**EXERCISE**
Reproduce the listing below word for word, keeping every line intact.
═══ ENTRIES SUPPLIED ═══
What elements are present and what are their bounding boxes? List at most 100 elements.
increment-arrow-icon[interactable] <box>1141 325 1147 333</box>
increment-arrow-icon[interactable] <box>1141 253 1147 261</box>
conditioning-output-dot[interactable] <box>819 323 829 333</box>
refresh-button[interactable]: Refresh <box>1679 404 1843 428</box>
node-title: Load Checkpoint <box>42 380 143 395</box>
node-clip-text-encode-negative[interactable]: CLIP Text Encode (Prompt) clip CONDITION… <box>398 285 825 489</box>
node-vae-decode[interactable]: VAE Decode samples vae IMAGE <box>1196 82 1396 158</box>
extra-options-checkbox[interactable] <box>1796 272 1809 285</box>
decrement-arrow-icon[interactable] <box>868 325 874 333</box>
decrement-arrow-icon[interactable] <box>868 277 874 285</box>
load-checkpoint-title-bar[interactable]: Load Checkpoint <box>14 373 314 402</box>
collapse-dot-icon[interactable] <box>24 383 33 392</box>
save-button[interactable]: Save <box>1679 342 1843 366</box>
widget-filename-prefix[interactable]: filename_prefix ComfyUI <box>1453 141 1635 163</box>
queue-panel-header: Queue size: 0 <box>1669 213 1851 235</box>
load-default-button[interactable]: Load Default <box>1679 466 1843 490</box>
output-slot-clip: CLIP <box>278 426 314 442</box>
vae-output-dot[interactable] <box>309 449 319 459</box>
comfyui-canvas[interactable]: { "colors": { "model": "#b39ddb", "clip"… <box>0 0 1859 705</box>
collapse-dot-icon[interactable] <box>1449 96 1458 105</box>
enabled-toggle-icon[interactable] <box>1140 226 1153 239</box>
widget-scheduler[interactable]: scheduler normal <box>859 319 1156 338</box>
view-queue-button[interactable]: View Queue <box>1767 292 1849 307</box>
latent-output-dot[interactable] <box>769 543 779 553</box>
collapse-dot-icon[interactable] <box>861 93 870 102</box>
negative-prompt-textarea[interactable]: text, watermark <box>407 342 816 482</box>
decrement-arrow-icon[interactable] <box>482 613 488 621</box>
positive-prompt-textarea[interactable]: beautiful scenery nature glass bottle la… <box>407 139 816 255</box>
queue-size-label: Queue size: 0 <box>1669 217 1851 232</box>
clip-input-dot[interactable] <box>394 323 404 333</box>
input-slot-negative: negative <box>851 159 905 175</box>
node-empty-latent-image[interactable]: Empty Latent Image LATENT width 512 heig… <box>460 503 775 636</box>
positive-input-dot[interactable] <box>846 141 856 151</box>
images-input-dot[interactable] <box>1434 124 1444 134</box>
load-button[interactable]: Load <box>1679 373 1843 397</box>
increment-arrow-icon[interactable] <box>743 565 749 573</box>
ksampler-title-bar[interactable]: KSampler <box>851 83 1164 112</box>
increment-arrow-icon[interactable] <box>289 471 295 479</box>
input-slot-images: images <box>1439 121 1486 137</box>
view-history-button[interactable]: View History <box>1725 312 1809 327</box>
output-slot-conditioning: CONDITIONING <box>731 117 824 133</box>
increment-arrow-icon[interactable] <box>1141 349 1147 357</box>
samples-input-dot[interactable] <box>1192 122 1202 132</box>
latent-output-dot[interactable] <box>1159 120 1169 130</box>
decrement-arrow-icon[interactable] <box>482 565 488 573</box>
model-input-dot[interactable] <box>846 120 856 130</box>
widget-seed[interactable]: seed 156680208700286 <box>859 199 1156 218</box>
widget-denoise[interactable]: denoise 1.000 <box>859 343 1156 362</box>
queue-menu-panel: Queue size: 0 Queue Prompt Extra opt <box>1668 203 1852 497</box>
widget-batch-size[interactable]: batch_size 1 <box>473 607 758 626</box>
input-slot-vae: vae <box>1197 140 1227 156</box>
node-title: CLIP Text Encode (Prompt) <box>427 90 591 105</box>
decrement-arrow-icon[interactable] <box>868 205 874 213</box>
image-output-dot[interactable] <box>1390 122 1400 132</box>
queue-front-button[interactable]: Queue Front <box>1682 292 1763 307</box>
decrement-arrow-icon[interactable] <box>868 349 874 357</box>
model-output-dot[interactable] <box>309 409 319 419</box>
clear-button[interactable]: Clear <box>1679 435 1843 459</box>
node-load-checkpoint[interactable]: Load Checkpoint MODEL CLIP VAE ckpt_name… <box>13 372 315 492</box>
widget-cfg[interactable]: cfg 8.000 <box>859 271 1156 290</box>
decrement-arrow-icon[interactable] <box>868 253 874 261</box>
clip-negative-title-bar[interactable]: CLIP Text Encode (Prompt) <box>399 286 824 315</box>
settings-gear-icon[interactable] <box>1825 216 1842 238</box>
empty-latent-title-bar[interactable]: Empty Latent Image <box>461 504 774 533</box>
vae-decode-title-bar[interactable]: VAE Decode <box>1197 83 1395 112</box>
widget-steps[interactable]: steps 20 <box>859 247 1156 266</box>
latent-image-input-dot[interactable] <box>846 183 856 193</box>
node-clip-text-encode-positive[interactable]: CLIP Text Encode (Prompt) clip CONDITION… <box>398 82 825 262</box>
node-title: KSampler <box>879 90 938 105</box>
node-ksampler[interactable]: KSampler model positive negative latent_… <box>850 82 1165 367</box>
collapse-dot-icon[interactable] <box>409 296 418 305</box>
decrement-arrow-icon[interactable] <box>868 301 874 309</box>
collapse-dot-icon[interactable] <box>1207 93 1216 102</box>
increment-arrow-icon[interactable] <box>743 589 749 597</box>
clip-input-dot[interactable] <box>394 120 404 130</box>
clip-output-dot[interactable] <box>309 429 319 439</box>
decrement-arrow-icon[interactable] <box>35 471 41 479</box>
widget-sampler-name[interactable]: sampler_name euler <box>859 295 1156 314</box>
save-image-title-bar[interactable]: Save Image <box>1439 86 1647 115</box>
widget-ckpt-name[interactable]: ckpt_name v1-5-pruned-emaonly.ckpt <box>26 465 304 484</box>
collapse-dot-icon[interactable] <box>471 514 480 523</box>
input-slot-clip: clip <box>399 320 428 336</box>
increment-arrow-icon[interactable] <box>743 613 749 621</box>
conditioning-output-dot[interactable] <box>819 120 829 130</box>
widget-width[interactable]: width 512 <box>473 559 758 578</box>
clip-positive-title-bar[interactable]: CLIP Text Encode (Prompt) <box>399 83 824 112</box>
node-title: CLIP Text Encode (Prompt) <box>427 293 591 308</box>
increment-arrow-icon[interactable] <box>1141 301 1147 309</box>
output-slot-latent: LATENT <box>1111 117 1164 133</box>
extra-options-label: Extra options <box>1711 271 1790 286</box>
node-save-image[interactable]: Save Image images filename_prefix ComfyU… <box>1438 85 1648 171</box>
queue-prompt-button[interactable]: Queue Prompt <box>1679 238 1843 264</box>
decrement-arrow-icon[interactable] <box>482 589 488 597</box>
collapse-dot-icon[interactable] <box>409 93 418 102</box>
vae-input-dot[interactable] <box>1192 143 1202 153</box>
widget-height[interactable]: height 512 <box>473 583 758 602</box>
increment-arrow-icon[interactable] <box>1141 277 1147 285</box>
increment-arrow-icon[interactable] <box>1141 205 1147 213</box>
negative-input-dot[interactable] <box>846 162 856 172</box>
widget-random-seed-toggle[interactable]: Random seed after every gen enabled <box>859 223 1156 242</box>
═══
**EXERCISE RESPONSE**
What elements are present and what are their bounding boxes? List at most 100 elements.
increment-arrow-icon[interactable] <box>1141 325 1147 333</box>
increment-arrow-icon[interactable] <box>1141 253 1147 261</box>
conditioning-output-dot[interactable] <box>819 323 829 333</box>
refresh-button[interactable]: Refresh <box>1679 404 1843 428</box>
node-title: Load Checkpoint <box>42 380 143 395</box>
node-clip-text-encode-negative[interactable]: CLIP Text Encode (Prompt) clip CONDITION… <box>398 285 825 489</box>
node-vae-decode[interactable]: VAE Decode samples vae IMAGE <box>1196 82 1396 158</box>
extra-options-checkbox[interactable] <box>1796 272 1809 285</box>
decrement-arrow-icon[interactable] <box>868 325 874 333</box>
decrement-arrow-icon[interactable] <box>868 277 874 285</box>
load-checkpoint-title-bar[interactable]: Load Checkpoint <box>14 373 314 402</box>
collapse-dot-icon[interactable] <box>24 383 33 392</box>
save-button[interactable]: Save <box>1679 342 1843 366</box>
widget-filename-prefix[interactable]: filename_prefix ComfyUI <box>1453 141 1635 163</box>
queue-panel-header: Queue size: 0 <box>1669 213 1851 235</box>
load-default-button[interactable]: Load Default <box>1679 466 1843 490</box>
output-slot-clip: CLIP <box>278 426 314 442</box>
vae-output-dot[interactable] <box>309 449 319 459</box>
comfyui-canvas[interactable]: { "colors": { "model": "#b39ddb", "clip"… <box>0 0 1859 705</box>
collapse-dot-icon[interactable] <box>1449 96 1458 105</box>
enabled-toggle-icon[interactable] <box>1140 226 1153 239</box>
widget-scheduler[interactable]: scheduler normal <box>859 319 1156 338</box>
view-queue-button[interactable]: View Queue <box>1767 292 1849 307</box>
latent-output-dot[interactable] <box>769 543 779 553</box>
collapse-dot-icon[interactable] <box>861 93 870 102</box>
negative-prompt-textarea[interactable]: text, watermark <box>407 342 816 482</box>
decrement-arrow-icon[interactable] <box>482 613 488 621</box>
positive-prompt-textarea[interactable]: beautiful scenery nature glass bottle la… <box>407 139 816 255</box>
queue-size-label: Queue size: 0 <box>1669 217 1851 232</box>
clip-input-dot[interactable] <box>394 323 404 333</box>
input-slot-negative: negative <box>851 159 905 175</box>
node-empty-latent-image[interactable]: Empty Latent Image LATENT width 512 heig… <box>460 503 775 636</box>
positive-input-dot[interactable] <box>846 141 856 151</box>
images-input-dot[interactable] <box>1434 124 1444 134</box>
load-button[interactable]: Load <box>1679 373 1843 397</box>
increment-arrow-icon[interactable] <box>743 565 749 573</box>
ksampler-title-bar[interactable]: KSampler <box>851 83 1164 112</box>
increment-arrow-icon[interactable] <box>289 471 295 479</box>
input-slot-images: images <box>1439 121 1486 137</box>
view-history-button[interactable]: View History <box>1725 312 1809 327</box>
output-slot-conditioning: CONDITIONING <box>731 117 824 133</box>
increment-arrow-icon[interactable] <box>1141 349 1147 357</box>
samples-input-dot[interactable] <box>1192 122 1202 132</box>
latent-output-dot[interactable] <box>1159 120 1169 130</box>
decrement-arrow-icon[interactable] <box>482 565 488 573</box>
model-input-dot[interactable] <box>846 120 856 130</box>
widget-seed[interactable]: seed 156680208700286 <box>859 199 1156 218</box>
widget-denoise[interactable]: denoise 1.000 <box>859 343 1156 362</box>
queue-menu-panel: Queue size: 0 Queue Prompt Extra opt <box>1668 203 1852 497</box>
widget-batch-size[interactable]: batch_size 1 <box>473 607 758 626</box>
input-slot-vae: vae <box>1197 140 1227 156</box>
node-title: CLIP Text Encode (Prompt) <box>427 90 591 105</box>
decrement-arrow-icon[interactable] <box>868 205 874 213</box>
image-output-dot[interactable] <box>1390 122 1400 132</box>
queue-front-button[interactable]: Queue Front <box>1682 292 1763 307</box>
decrement-arrow-icon[interactable] <box>868 349 874 357</box>
model-output-dot[interactable] <box>309 409 319 419</box>
clear-button[interactable]: Clear <box>1679 435 1843 459</box>
node-load-checkpoint[interactable]: Load Checkpoint MODEL CLIP VAE ckpt_name… <box>13 372 315 492</box>
widget-cfg[interactable]: cfg 8.000 <box>859 271 1156 290</box>
decrement-arrow-icon[interactable] <box>868 253 874 261</box>
clip-negative-title-bar[interactable]: CLIP Text Encode (Prompt) <box>399 286 824 315</box>
settings-gear-icon[interactable] <box>1825 216 1842 238</box>
empty-latent-title-bar[interactable]: Empty Latent Image <box>461 504 774 533</box>
vae-decode-title-bar[interactable]: VAE Decode <box>1197 83 1395 112</box>
widget-steps[interactable]: steps 20 <box>859 247 1156 266</box>
latent-image-input-dot[interactable] <box>846 183 856 193</box>
node-clip-text-encode-positive[interactable]: CLIP Text Encode (Prompt) clip CONDITION… <box>398 82 825 262</box>
node-title: KSampler <box>879 90 938 105</box>
node-ksampler[interactable]: KSampler model positive negative latent_… <box>850 82 1165 367</box>
collapse-dot-icon[interactable] <box>409 296 418 305</box>
decrement-arrow-icon[interactable] <box>868 301 874 309</box>
collapse-dot-icon[interactable] <box>1207 93 1216 102</box>
increment-arrow-icon[interactable] <box>743 589 749 597</box>
clip-input-dot[interactable] <box>394 120 404 130</box>
clip-output-dot[interactable] <box>309 429 319 439</box>
decrement-arrow-icon[interactable] <box>35 471 41 479</box>
widget-sampler-name[interactable]: sampler_name euler <box>859 295 1156 314</box>
save-image-title-bar[interactable]: Save Image <box>1439 86 1647 115</box>
widget-ckpt-name[interactable]: ckpt_name v1-5-pruned-emaonly.ckpt <box>26 465 304 484</box>
collapse-dot-icon[interactable] <box>471 514 480 523</box>
input-slot-clip: clip <box>399 320 428 336</box>
increment-arrow-icon[interactable] <box>743 613 749 621</box>
conditioning-output-dot[interactable] <box>819 120 829 130</box>
widget-width[interactable]: width 512 <box>473 559 758 578</box>
clip-positive-title-bar[interactable]: CLIP Text Encode (Prompt) <box>399 83 824 112</box>
node-title: CLIP Text Encode (Prompt) <box>427 293 591 308</box>
increment-arrow-icon[interactable] <box>1141 301 1147 309</box>
output-slot-latent: LATENT <box>1111 117 1164 133</box>
extra-options-label: Extra options <box>1711 271 1790 286</box>
node-save-image[interactable]: Save Image images filename_prefix ComfyU… <box>1438 85 1648 171</box>
queue-prompt-button[interactable]: Queue Prompt <box>1679 238 1843 264</box>
decrement-arrow-icon[interactable] <box>482 589 488 597</box>
collapse-dot-icon[interactable] <box>409 93 418 102</box>
vae-input-dot[interactable] <box>1192 143 1202 153</box>
widget-height[interactable]: height 512 <box>473 583 758 602</box>
increment-arrow-icon[interactable] <box>1141 277 1147 285</box>
increment-arrow-icon[interactable] <box>1141 205 1147 213</box>
negative-input-dot[interactable] <box>846 162 856 172</box>
widget-random-seed-toggle[interactable]: Random seed after every gen enabled <box>859 223 1156 242</box>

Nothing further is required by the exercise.